Find the word "this" in the data. Return every line where it appears.

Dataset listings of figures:
________

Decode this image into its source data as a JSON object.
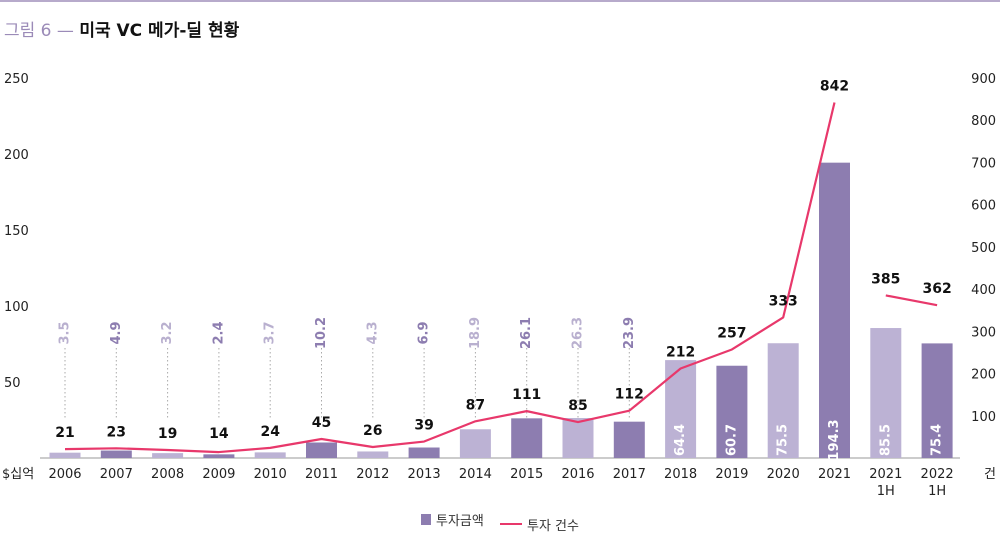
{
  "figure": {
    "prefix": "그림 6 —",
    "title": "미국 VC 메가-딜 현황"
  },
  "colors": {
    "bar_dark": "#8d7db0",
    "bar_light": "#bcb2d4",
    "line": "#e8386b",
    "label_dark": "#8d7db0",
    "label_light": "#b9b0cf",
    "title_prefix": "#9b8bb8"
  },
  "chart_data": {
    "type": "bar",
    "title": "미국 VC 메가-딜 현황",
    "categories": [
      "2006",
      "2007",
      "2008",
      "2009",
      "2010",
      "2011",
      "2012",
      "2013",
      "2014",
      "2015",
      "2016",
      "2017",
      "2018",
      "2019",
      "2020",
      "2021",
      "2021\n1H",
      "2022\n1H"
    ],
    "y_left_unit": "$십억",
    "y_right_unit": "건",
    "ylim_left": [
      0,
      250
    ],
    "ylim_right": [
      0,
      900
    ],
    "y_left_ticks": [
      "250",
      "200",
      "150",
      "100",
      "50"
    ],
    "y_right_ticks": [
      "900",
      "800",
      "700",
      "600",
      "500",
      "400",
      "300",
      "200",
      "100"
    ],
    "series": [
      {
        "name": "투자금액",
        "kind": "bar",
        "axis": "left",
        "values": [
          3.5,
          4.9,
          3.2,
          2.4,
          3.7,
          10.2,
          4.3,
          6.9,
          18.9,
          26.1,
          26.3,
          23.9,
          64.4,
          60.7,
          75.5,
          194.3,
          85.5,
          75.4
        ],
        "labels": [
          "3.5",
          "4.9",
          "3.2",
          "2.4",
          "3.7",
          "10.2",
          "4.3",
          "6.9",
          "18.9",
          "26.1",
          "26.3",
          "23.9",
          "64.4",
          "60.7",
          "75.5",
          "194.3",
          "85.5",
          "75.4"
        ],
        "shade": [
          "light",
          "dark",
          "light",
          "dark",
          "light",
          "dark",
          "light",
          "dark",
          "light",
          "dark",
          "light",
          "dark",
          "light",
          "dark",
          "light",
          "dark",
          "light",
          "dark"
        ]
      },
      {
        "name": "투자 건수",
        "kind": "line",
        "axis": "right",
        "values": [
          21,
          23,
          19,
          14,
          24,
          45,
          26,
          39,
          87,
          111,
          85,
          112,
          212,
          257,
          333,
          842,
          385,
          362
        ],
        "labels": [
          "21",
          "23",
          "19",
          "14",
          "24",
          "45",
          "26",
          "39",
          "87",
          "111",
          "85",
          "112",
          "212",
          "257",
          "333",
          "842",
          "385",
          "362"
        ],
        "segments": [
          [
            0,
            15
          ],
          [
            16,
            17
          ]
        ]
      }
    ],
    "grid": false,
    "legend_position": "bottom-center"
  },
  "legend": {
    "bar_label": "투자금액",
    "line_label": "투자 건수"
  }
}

________

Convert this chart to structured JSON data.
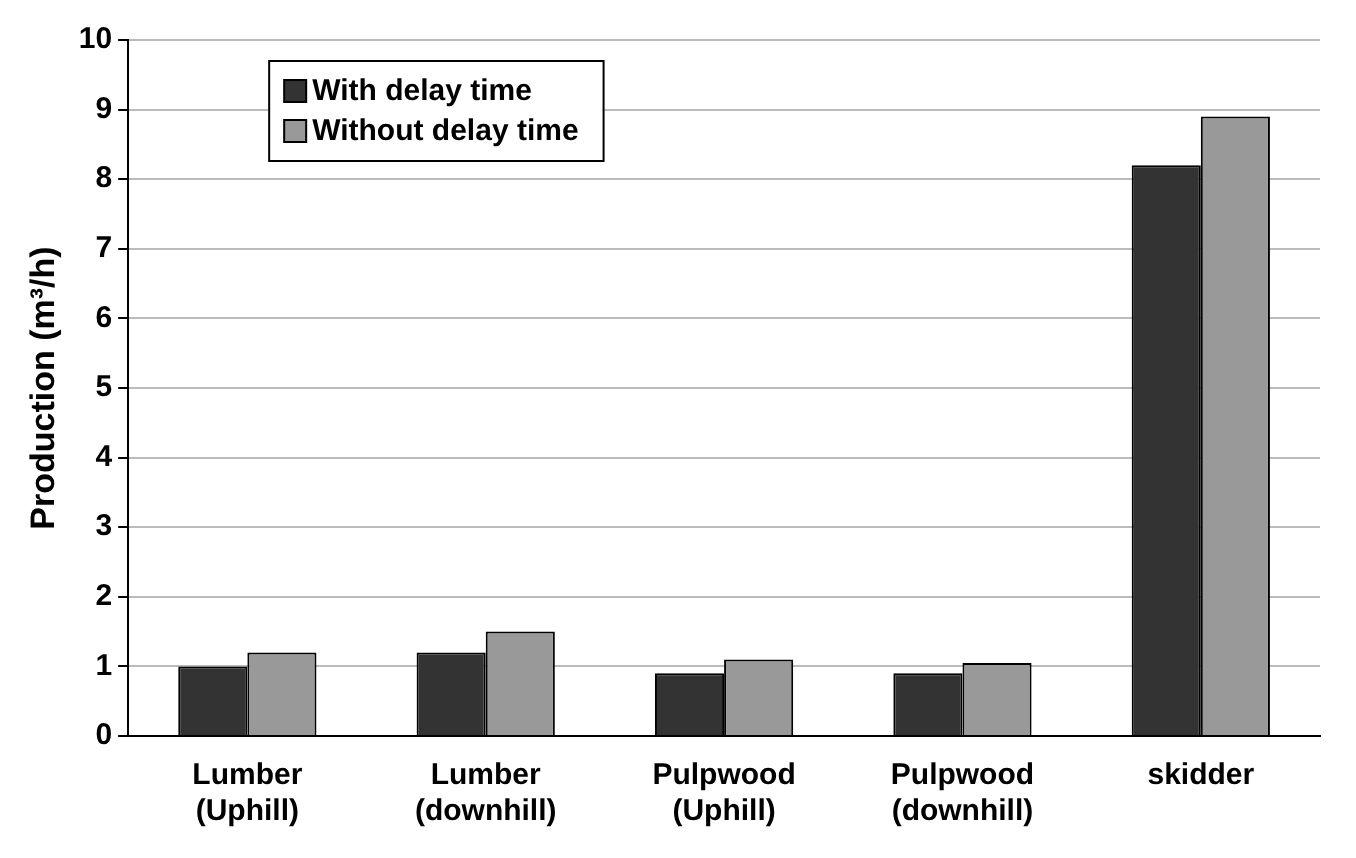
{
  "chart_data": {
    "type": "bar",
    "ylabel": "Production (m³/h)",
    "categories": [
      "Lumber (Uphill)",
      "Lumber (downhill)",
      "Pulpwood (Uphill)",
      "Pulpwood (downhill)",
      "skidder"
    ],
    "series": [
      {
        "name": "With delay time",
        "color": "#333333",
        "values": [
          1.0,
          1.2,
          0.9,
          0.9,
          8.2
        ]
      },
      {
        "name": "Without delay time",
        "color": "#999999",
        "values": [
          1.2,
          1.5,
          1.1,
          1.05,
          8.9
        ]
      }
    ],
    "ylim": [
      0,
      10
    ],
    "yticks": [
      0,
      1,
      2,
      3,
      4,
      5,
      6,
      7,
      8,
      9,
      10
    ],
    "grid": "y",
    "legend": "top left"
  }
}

________

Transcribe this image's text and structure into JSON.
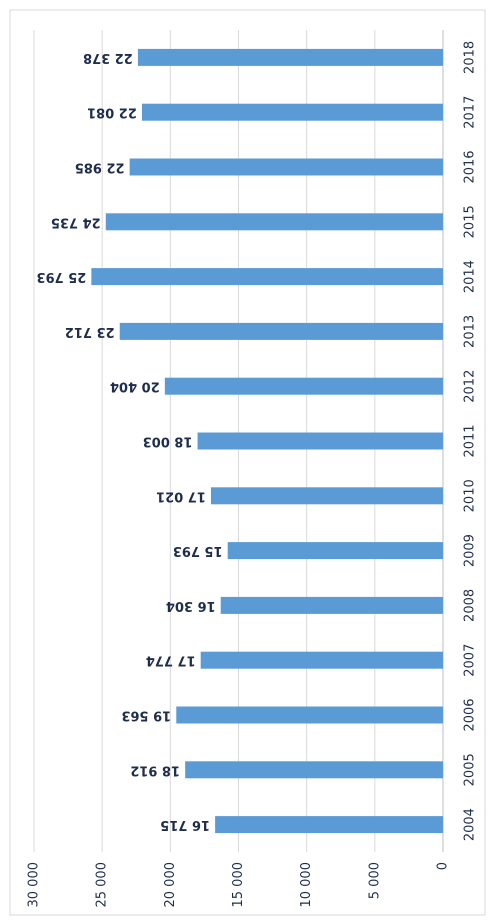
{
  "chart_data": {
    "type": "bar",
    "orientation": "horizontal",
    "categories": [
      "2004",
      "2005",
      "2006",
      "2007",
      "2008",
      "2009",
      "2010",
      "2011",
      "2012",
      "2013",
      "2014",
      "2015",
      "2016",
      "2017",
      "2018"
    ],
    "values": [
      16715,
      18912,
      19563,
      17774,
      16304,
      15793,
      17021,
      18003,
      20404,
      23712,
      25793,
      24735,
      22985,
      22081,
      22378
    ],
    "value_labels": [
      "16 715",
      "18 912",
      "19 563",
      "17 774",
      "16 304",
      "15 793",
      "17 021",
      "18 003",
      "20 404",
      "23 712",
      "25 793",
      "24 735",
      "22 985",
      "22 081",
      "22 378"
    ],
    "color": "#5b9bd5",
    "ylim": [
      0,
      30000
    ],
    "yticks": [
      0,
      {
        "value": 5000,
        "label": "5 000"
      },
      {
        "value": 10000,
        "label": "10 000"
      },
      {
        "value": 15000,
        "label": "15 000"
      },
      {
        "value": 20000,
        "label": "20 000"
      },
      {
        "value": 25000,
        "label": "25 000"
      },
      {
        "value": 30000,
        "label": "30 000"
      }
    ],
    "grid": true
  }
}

________

FINISHED TASK:
Decode this image into its source data as a JSON object.
Convert this chart to structured JSON data.
Transcribe this image's text and structure into JSON.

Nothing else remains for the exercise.